◆ WHAT YOU NEED TO DO
From the listing below, copy every line with the word "vrata".

◆ DATASET RECORDS
___
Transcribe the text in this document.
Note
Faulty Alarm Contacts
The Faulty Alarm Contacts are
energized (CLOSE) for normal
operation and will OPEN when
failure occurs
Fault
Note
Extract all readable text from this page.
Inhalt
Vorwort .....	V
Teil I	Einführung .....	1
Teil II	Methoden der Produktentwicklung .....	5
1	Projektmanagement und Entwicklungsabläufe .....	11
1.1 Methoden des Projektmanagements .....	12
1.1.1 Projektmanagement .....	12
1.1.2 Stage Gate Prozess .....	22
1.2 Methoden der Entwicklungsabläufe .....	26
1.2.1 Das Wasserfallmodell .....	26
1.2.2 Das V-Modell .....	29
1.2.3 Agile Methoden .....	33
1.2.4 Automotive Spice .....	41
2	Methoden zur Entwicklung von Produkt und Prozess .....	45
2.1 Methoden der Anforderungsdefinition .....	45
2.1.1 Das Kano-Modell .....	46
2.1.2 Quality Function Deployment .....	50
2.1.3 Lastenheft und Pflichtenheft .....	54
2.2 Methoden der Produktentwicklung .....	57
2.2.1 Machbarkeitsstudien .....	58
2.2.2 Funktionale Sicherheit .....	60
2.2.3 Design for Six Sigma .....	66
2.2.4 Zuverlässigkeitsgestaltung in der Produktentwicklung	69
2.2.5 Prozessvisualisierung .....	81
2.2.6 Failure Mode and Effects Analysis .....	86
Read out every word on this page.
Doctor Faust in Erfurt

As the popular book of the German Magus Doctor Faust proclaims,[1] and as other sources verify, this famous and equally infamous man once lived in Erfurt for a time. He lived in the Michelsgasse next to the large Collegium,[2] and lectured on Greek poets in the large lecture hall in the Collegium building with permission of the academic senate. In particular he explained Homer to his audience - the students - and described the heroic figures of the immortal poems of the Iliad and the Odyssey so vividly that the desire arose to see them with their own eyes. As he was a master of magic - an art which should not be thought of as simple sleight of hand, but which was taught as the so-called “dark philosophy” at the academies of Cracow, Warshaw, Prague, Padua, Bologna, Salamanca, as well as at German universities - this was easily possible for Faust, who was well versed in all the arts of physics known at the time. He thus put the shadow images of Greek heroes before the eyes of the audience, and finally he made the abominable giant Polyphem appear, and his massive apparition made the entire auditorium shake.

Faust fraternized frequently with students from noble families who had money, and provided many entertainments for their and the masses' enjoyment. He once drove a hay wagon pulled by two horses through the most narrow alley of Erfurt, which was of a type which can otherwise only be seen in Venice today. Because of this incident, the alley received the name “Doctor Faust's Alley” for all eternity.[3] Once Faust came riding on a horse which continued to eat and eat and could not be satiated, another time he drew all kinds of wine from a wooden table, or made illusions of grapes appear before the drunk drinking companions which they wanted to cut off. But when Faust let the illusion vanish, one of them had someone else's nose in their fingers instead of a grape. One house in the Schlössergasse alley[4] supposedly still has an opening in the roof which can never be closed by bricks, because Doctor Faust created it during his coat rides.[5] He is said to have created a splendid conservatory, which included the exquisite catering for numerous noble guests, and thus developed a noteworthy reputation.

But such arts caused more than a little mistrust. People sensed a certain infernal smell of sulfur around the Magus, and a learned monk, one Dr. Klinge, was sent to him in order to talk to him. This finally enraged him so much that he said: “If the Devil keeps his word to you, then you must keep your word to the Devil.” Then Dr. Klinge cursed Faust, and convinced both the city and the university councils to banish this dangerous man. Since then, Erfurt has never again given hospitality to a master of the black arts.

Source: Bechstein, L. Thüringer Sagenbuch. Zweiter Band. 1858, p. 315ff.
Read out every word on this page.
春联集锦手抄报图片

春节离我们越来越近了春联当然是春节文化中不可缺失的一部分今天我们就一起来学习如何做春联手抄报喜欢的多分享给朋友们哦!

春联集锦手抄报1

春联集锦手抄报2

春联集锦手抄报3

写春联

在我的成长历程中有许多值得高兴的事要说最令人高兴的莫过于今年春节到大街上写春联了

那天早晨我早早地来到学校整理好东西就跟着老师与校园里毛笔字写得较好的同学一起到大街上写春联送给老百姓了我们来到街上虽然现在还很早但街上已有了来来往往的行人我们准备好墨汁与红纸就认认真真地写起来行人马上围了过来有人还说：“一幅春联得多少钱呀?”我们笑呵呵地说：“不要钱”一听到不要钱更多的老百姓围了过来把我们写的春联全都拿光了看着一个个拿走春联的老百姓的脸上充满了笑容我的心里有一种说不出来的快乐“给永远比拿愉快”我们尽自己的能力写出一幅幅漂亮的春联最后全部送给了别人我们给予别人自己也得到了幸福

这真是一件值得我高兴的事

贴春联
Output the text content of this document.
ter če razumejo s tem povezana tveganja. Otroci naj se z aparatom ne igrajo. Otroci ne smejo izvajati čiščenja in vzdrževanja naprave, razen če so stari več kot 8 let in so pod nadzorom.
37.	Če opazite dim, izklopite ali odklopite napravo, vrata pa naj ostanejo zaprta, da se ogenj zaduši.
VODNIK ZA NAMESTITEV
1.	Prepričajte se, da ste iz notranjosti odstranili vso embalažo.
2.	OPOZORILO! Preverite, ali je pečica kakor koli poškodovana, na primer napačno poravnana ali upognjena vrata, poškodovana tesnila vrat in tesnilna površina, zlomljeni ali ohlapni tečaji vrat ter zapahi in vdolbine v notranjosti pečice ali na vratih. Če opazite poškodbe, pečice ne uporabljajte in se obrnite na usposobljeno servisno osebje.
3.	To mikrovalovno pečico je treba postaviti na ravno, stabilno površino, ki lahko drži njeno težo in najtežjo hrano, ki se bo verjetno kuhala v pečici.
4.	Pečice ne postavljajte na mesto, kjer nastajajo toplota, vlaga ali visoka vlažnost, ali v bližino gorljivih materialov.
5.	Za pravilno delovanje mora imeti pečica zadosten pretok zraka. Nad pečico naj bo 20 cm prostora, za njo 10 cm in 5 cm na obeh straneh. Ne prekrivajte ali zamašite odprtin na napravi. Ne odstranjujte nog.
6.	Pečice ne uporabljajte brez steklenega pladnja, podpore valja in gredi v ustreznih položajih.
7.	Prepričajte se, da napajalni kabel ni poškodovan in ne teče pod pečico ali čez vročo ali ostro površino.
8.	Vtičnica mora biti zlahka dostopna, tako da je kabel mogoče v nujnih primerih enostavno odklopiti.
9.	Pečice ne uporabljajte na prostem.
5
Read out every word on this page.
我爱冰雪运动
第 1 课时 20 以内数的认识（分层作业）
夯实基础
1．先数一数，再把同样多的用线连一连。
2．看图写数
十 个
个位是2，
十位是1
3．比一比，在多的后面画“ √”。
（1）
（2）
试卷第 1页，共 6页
___
◆ FINISHED ANSWER
37.	Če opazite dim, izklopite ali odklopite napravo, vrata pa naj ostanejo zaprta, da se ogenj zaduši.
2.	OPOZORILO! Preverite, ali je pečica kakor koli poškodovana, na primer napačno poravnana ali upognjena vrata, poškodovana tesnila vrat in tesnilna površina, zlomljeni ali ohlapni tečaji vrat ter zapahi in vdolbine v notranjosti pečice ali na vratih. Če opazite poškodbe, pečice ne uporabljajte in se obrnite na usposobljeno servisno osebje.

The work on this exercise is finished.